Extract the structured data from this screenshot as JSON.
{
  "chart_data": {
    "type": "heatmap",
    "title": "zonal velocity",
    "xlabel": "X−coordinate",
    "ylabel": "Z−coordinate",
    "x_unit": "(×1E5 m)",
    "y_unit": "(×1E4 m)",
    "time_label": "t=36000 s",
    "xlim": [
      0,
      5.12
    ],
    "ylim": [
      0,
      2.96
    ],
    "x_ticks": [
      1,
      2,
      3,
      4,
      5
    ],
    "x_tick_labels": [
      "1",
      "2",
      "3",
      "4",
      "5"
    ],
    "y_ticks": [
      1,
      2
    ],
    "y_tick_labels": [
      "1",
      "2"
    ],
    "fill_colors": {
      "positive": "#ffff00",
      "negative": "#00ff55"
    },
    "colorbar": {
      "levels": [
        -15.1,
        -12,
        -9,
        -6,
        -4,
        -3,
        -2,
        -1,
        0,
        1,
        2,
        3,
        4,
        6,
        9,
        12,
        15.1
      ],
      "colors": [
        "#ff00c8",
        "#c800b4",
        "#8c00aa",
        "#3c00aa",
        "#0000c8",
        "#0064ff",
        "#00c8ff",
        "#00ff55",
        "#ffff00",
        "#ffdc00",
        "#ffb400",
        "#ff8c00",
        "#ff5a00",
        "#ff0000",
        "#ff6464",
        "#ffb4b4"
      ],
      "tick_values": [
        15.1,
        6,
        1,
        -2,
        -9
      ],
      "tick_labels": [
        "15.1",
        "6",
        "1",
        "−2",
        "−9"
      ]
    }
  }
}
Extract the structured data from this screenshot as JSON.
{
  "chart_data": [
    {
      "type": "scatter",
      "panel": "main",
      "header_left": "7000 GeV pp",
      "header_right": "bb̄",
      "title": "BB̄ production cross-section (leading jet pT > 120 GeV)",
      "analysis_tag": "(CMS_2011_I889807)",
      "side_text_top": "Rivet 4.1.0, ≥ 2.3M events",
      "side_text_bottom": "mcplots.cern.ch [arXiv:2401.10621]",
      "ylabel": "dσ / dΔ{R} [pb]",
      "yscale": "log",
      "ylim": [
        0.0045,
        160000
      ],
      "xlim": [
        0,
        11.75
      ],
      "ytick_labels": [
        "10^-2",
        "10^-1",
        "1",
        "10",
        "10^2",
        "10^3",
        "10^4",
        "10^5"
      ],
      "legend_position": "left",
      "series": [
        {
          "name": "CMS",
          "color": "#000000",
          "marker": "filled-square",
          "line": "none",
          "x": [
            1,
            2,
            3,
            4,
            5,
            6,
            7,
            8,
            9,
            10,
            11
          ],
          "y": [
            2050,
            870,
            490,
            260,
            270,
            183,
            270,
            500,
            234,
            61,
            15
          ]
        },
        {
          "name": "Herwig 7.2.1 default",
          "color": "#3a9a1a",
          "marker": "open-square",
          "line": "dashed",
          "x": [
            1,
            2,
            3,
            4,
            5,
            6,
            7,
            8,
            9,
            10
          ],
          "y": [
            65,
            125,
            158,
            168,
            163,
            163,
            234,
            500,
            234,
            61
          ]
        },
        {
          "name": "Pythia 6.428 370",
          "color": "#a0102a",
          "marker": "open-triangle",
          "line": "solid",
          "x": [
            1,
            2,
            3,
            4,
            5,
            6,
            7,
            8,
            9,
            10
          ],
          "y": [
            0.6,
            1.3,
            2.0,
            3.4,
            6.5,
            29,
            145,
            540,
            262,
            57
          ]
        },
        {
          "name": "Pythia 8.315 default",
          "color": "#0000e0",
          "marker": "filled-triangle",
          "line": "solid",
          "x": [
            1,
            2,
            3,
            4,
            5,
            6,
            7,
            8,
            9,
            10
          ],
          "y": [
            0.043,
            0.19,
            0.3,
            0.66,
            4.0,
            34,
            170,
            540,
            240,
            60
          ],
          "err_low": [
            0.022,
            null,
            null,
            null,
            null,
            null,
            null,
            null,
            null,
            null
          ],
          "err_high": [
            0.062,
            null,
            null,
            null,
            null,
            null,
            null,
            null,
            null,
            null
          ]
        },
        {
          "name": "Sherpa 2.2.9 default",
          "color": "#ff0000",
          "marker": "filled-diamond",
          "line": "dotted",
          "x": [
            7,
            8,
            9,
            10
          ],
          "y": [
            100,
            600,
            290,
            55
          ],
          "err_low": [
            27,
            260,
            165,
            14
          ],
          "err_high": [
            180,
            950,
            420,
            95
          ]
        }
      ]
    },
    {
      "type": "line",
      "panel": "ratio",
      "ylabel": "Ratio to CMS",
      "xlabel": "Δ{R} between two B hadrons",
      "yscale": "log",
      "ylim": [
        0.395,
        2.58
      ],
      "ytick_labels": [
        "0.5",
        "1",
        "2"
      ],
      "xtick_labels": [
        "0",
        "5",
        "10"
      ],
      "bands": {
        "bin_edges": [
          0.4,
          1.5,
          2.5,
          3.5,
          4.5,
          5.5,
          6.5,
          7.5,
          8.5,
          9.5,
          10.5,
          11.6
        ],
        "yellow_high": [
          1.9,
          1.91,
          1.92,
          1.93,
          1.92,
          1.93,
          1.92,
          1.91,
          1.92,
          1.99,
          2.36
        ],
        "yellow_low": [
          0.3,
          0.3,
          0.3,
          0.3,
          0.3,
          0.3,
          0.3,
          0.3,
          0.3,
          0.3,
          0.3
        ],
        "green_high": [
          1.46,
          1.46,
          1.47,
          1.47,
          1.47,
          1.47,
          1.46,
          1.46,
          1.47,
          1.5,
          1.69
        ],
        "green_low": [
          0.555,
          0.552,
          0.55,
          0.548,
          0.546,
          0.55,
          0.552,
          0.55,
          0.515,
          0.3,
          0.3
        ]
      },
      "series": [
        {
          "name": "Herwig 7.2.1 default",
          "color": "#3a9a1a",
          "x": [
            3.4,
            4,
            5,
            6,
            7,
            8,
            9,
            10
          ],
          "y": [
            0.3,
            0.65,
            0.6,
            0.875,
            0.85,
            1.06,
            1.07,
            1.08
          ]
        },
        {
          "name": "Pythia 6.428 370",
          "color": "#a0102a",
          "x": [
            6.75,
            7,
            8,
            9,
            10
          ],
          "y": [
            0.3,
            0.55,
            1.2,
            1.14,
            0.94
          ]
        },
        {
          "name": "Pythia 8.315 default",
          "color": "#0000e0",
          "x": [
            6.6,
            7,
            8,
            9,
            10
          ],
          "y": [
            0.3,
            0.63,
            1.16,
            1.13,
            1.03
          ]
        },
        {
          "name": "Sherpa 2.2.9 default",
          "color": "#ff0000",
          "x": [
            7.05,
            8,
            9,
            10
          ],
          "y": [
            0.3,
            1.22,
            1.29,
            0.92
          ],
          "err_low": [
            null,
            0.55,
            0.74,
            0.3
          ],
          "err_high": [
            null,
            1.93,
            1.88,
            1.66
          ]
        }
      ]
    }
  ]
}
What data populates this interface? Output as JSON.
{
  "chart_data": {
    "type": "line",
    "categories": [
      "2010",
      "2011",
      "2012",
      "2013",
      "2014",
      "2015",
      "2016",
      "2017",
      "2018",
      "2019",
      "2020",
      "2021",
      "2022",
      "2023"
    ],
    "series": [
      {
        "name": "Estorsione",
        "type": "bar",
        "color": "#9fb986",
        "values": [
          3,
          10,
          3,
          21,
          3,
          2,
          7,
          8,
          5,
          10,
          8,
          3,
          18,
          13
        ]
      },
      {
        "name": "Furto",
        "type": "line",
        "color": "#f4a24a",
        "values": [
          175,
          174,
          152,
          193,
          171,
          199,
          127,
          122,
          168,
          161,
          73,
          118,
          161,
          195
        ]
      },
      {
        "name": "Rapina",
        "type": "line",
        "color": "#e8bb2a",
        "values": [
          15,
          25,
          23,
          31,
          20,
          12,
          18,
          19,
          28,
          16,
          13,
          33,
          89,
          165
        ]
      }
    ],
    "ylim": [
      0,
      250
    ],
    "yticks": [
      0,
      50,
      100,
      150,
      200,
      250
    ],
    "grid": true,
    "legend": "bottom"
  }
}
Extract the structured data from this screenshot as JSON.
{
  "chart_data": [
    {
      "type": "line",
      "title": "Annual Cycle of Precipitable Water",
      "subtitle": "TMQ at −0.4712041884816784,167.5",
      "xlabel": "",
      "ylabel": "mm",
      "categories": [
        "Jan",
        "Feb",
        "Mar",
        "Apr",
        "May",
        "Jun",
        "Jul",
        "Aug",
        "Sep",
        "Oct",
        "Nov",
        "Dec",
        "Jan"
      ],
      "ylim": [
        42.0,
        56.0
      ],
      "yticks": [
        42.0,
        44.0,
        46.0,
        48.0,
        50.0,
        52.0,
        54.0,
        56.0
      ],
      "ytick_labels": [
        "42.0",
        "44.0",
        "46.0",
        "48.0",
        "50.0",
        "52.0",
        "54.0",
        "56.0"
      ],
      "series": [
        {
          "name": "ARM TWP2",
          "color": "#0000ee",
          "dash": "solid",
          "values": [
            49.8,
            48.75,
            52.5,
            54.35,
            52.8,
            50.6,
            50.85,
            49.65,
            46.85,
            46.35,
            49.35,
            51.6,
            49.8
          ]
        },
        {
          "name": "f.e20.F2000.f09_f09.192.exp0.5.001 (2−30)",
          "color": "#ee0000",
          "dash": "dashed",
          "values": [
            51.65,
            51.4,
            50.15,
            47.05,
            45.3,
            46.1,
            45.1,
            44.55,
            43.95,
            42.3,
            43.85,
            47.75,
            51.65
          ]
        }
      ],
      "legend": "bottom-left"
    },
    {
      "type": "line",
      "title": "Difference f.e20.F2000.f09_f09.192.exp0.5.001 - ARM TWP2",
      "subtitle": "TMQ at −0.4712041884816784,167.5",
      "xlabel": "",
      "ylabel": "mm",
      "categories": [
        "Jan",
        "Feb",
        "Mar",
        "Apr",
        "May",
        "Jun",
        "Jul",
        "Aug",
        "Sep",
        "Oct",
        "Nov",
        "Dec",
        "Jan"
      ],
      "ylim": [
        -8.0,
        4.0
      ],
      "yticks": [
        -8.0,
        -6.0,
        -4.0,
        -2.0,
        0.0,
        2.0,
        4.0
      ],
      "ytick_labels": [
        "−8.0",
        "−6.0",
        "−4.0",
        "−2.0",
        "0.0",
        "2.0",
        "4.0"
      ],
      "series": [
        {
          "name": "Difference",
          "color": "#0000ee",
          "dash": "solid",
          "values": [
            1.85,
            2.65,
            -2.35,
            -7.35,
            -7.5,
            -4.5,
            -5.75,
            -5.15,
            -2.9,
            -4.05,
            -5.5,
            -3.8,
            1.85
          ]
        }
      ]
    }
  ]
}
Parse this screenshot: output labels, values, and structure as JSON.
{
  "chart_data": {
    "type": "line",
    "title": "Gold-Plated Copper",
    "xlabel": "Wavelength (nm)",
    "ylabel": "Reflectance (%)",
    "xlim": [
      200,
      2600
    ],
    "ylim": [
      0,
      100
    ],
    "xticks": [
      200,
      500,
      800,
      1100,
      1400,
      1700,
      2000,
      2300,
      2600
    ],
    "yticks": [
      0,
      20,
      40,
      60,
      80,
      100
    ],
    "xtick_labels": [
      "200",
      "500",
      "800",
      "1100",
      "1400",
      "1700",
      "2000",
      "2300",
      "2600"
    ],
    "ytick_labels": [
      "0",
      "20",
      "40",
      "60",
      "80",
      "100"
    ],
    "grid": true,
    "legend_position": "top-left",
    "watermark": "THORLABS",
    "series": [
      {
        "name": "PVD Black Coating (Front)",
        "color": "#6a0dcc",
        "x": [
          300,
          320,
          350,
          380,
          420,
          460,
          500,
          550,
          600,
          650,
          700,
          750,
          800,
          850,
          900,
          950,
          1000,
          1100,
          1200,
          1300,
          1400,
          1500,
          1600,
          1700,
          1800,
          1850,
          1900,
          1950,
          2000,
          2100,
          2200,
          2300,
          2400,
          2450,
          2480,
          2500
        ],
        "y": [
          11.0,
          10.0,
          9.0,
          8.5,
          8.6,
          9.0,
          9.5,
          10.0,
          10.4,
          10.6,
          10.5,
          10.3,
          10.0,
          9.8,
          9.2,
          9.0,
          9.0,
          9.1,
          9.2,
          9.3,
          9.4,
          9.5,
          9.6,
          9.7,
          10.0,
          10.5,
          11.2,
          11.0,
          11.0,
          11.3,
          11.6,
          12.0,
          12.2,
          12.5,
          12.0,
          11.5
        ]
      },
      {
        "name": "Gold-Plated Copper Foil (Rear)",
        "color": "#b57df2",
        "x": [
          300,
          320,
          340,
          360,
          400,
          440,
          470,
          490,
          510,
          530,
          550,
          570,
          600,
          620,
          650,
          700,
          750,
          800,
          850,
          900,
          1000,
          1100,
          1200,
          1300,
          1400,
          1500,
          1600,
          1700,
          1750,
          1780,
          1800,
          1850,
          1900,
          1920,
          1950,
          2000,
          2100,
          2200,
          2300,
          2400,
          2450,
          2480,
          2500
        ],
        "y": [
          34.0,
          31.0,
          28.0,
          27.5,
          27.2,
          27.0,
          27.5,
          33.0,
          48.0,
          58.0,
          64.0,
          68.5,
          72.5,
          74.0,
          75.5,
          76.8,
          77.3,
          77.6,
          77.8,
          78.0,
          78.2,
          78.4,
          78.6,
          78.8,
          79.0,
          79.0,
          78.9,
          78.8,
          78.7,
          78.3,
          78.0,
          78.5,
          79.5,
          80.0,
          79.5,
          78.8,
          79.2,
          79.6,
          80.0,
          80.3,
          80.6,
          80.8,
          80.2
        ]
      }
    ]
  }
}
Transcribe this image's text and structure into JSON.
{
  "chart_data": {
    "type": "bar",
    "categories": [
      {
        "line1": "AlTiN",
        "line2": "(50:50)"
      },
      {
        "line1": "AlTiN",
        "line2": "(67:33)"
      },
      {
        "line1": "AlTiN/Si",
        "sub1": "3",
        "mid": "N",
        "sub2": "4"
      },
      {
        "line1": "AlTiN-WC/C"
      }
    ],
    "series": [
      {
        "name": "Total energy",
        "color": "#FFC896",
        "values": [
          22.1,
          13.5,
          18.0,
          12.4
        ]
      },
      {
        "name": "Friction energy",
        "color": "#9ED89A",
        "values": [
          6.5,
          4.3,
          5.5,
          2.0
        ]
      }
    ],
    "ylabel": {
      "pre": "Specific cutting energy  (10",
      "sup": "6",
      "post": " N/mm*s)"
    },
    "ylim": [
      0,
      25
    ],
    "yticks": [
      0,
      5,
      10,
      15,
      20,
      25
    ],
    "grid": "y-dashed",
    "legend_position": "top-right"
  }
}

________________________________________

Across the material above, how many lines include the string "AlTiN"? Only the number is wanted.

● **Answer in full**
4